(Study text)
Blogger spotted elephant said...

That is really unsettling. At least if those painful feelings showed up regularly, you'd be able to deal with them once and for all.

But as it is, you get hit with them, and then they're gone. Sounds like you're dealing with them as well as you can. You also have a lot of insight into a relationship that many people would lie to themselves over.

5:54 PM  
Blogger imfunnytoo said...

More than any of the old feelings, I am now more bothered by the people back in the day that made assumptions that it *was* a 'crush,' that they knew better...*That* is the piece of it that still makes me angry. And paradoxically that piece of it has nothing to do with the Longtime Friend himself. It's that the feelings were never validated as true except by a very loyal aunt...never by my peers.

6:24 PM  
Blogger bridgett said...

Aw hell. Not to excuse myself from the harmful effects of my behavior, but I was fairly consistently wrong about a lot of stuff on the inter-personal front. I was -- y'know -- a not-too-mature teenager at the time and sort of a dumbass to boot. However, I'm sorry that my trivialization of your feelings caused you pain and continue to trouble you.

7:52 PM  
Blogger imfunnytoo said...

Heh. You didn't make it as *bloody obvious* as certain others I will not mention...so your specifics were kinda just a mental shrug "One more on *that* bandwagon..." and didn't hurt much.

11:15 AM  
Blogger Ranter said...

This post caught my attention and it is making me think. Rejection is quite a familiar concept to me. I have been able to force myself to rise above the fear of it in order to "put myself out there" on the rare occasion, but my experience in doing that has never gone well. I have also never mastered the art of remaining friends with someone I have romantic feelings for. I envy that you have found a place where you can do that, even if those old feelings surface from time to time. I pretty much always practice avoidance now, and I hate admitting that.

8:27 AM  
Blogger imfunnytoo said...

I don't know why, but I wasn't able to hide *many useless crushes* beginning in the fifth grade and continuing on through to high school and even persisting into college...it's just I'd blush easy and then when the able figured out that the girl on a crutches had a crush, the object of my crush got really fearful and the rest of them laughed it up. By junior year in college I had created (mostly) enough emotional control that I didn't act the fool around the crush,but before then I did let my feelings known and get my heart stomped often, because I came off as pathetic.

Dignity can be a livesaver.

Separate from the situation above, I have had what I now know were "crushes" on, lessee

three other fellow high schoolers, then in college A music major who met the love of his life two days after he met me (sigh.) A french professor,a couple of history students,(a green eyed young fellow in particular, yum.) a piano player,a geek,another geek...

Then after my husband's death, a couple of grownup things that were connections but were short term...then TheMostEvilDisabledManAlive...then hung it up Jack.

(Supplied information)
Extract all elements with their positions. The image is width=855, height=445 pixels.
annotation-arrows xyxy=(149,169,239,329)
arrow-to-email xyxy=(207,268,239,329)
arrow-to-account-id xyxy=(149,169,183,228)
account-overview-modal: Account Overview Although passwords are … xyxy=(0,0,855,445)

(Activity)
Answer these from the comment thread:
(a) According to imfunnytoo, who was the only one to validate the feelings as true?
(b) What does Ranter say they pretty much always practice now?
(c) In what grade did imfunnytoo's "many useless crushes" begin?

(Answer for the task)
(a) A very loyal aunt.
(b) Avoidance.
(c) The fifth grade.